Please write out the material that follows, exactly as it stands.

▸ Supplied data:
──────────────────────────────

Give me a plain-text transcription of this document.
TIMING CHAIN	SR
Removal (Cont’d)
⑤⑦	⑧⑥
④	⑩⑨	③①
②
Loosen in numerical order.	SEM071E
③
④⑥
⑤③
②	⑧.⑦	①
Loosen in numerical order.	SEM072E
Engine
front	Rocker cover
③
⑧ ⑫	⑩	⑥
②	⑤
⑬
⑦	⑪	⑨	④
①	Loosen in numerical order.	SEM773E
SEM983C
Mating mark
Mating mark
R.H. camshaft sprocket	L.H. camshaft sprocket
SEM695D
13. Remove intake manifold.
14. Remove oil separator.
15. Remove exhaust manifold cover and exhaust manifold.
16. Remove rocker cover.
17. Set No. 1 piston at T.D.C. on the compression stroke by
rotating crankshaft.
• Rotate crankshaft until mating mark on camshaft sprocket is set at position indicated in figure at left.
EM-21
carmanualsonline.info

──────────────────────────────

▸ Response to the task:
Give me a plain-text transcription of this document.
TIMING CHAIN	SR
Removal (Cont’d)
⑤⑦	⑧⑥
④	⑩⑨	③①
②
Loosen in numerical order.	SEM071E
③
④⑥
⑤③
②	⑧.⑦	①
Loosen in numerical order.	SEM072E
Engine
front	Rocker cover
③
⑧ ⑫	⑩	⑥
②	⑤
⑬
⑦	⑪	⑨	④
①	Loosen in numerical order.	SEM773E
SEM983C
Mating mark
Mating mark
R.H. camshaft sprocket	L.H. camshaft sprocket
SEM695D
13. Remove intake manifold.
14. Remove oil separator.
15. Remove exhaust manifold cover and exhaust manifold.
16. Remove rocker cover.
17. Set No. 1 piston at T.D.C. on the compression stroke by
rotating crankshaft.
• Rotate crankshaft until mating mark on camshaft sprocket is set at position indicated in figure at left.
EM-21
carmanualsonline.info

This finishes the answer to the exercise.